TASK DESCRIPTION
Could you give the data below again, exactly and completely?

— start DATA EXCERPTS —

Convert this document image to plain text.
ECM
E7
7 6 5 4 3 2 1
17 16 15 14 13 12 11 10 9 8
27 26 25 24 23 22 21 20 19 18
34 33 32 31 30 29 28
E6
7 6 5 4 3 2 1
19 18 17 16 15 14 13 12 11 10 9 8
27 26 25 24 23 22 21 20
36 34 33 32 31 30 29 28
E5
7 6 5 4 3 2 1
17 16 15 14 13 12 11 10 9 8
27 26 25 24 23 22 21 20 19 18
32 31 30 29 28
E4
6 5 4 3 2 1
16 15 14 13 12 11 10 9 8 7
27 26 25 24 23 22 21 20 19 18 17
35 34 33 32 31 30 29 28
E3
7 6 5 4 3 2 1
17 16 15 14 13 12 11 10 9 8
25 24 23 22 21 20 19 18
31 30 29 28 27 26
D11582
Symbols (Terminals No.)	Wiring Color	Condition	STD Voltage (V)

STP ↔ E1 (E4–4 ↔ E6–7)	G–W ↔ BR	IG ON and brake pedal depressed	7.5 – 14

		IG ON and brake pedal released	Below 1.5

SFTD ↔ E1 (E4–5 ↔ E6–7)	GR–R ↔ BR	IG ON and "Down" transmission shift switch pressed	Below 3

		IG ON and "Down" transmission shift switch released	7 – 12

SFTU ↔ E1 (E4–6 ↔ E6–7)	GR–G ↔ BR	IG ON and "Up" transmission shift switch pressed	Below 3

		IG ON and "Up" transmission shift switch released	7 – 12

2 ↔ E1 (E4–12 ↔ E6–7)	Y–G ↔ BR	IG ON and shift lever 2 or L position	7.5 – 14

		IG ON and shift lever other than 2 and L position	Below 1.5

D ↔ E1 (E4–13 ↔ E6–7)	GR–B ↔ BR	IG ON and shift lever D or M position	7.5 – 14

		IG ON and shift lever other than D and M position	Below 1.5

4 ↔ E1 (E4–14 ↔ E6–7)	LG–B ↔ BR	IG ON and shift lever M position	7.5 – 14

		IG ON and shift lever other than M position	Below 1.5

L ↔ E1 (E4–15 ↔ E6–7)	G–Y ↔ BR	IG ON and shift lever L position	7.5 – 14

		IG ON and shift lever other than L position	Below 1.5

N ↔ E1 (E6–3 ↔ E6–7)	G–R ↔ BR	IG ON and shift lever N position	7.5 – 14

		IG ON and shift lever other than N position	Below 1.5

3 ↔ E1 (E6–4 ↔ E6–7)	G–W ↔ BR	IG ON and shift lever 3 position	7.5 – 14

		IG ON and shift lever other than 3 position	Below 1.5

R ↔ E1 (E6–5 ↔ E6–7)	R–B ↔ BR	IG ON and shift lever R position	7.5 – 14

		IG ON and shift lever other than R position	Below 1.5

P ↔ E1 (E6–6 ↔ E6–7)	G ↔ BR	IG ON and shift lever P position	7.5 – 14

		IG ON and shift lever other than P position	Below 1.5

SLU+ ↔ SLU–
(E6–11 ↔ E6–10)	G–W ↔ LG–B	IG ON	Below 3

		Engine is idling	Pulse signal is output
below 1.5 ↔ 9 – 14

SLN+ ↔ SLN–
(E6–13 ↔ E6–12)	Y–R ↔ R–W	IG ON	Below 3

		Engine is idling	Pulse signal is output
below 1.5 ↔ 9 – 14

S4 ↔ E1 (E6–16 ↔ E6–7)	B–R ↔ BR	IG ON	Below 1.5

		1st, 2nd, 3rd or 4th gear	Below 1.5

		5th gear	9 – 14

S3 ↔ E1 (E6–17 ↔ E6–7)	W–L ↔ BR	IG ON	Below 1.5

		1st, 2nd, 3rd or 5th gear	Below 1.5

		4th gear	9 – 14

— end DATA EXCERPTS —

ANSWER
Convert this document image to plain text.
ECM
E7
7 6 5 4 3 2 1
17 16 15 14 13 12 11 10 9 8
27 26 25 24 23 22 21 20 19 18
34 33 32 31 30 29 28
E6
7 6 5 4 3 2 1
19 18 17 16 15 14 13 12 11 10 9 8
27 26 25 24 23 22 21 20
36 34 33 32 31 30 29 28
E5
7 6 5 4 3 2 1
17 16 15 14 13 12 11 10 9 8
27 26 25 24 23 22 21 20 19 18
32 31 30 29 28
E4
6 5 4 3 2 1
16 15 14 13 12 11 10 9 8 7
27 26 25 24 23 22 21 20 19 18 17
35 34 33 32 31 30 29 28
E3
7 6 5 4 3 2 1
17 16 15 14 13 12 11 10 9 8
25 24 23 22 21 20 19 18
31 30 29 28 27 26
D11582
Symbols (Terminals No.)	Wiring Color	Condition	STD Voltage (V)

STP ↔ E1 (E4–4 ↔ E6–7)	G–W ↔ BR	IG ON and brake pedal depressed	7.5 – 14

		IG ON and brake pedal released	Below 1.5

SFTD ↔ E1 (E4–5 ↔ E6–7)	GR–R ↔ BR	IG ON and "Down" transmission shift switch pressed	Below 3

		IG ON and "Down" transmission shift switch released	7 – 12

SFTU ↔ E1 (E4–6 ↔ E6–7)	GR–G ↔ BR	IG ON and "Up" transmission shift switch pressed	Below 3

		IG ON and "Up" transmission shift switch released	7 – 12

2 ↔ E1 (E4–12 ↔ E6–7)	Y–G ↔ BR	IG ON and shift lever 2 or L position	7.5 – 14

		IG ON and shift lever other than 2 and L position	Below 1.5

D ↔ E1 (E4–13 ↔ E6–7)	GR–B ↔ BR	IG ON and shift lever D or M position	7.5 – 14

		IG ON and shift lever other than D and M position	Below 1.5

4 ↔ E1 (E4–14 ↔ E6–7)	LG–B ↔ BR	IG ON and shift lever M position	7.5 – 14

		IG ON and shift lever other than M position	Below 1.5

L ↔ E1 (E4–15 ↔ E6–7)	G–Y ↔ BR	IG ON and shift lever L position	7.5 – 14

		IG ON and shift lever other than L position	Below 1.5

N ↔ E1 (E6–3 ↔ E6–7)	G–R ↔ BR	IG ON and shift lever N position	7.5 – 14

		IG ON and shift lever other than N position	Below 1.5

3 ↔ E1 (E6–4 ↔ E6–7)	G–W ↔ BR	IG ON and shift lever 3 position	7.5 – 14

		IG ON and shift lever other than 3 position	Below 1.5

R ↔ E1 (E6–5 ↔ E6–7)	R–B ↔ BR	IG ON and shift lever R position	7.5 – 14

		IG ON and shift lever other than R position	Below 1.5

P ↔ E1 (E6–6 ↔ E6–7)	G ↔ BR	IG ON and shift lever P position	7.5 – 14

		IG ON and shift lever other than P position	Below 1.5

SLU+ ↔ SLU–
(E6–11 ↔ E6–10)	G–W ↔ LG–B	IG ON	Below 3

		Engine is idling	Pulse signal is output
below 1.5 ↔ 9 – 14

SLN+ ↔ SLN–
(E6–13 ↔ E6–12)	Y–R ↔ R–W	IG ON	Below 3

		Engine is idling	Pulse signal is output
below 1.5 ↔ 9 – 14

S4 ↔ E1 (E6–16 ↔ E6–7)	B–R ↔ BR	IG ON	Below 1.5

		1st, 2nd, 3rd or 4th gear	Below 1.5

		5th gear	9 – 14

S3 ↔ E1 (E6–17 ↔ E6–7)	W–L ↔ BR	IG ON	Below 1.5

		1st, 2nd, 3rd or 5th gear	Below 1.5

		4th gear	9 – 14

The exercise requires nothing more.